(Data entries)
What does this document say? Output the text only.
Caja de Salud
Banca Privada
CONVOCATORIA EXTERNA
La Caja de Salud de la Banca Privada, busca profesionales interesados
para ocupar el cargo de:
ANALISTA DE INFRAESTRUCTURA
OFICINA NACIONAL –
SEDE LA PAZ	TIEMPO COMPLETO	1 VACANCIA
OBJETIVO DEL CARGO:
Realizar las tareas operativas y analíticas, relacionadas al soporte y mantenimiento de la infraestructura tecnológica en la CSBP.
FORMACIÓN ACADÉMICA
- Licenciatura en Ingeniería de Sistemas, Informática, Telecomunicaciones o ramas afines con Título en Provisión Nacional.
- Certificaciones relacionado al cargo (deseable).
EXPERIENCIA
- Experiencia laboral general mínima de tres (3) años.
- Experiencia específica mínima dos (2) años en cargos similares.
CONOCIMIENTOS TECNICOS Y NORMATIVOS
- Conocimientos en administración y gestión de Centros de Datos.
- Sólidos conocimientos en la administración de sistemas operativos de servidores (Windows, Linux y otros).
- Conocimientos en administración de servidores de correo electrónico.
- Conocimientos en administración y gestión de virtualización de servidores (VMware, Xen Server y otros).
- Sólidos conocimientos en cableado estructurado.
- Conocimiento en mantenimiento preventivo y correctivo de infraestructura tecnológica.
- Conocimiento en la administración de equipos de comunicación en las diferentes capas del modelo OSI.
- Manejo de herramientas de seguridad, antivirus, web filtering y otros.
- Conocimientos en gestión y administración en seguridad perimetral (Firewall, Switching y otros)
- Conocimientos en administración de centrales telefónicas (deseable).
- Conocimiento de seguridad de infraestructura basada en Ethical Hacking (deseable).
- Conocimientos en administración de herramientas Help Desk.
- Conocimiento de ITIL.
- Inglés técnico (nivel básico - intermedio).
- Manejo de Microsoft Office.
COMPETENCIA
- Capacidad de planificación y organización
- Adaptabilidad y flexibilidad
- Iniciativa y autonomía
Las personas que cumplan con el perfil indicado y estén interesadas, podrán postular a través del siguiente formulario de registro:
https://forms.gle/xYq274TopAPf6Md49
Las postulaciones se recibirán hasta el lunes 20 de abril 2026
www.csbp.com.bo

What you are asked to do =
In the entries above, find each line that includes the string "herramientas" and copy it.

Response to the exercise =
- Manejo de herramientas de seguridad, antivirus, web filtering y otros.
- Conocimientos en administración de herramientas Help Desk.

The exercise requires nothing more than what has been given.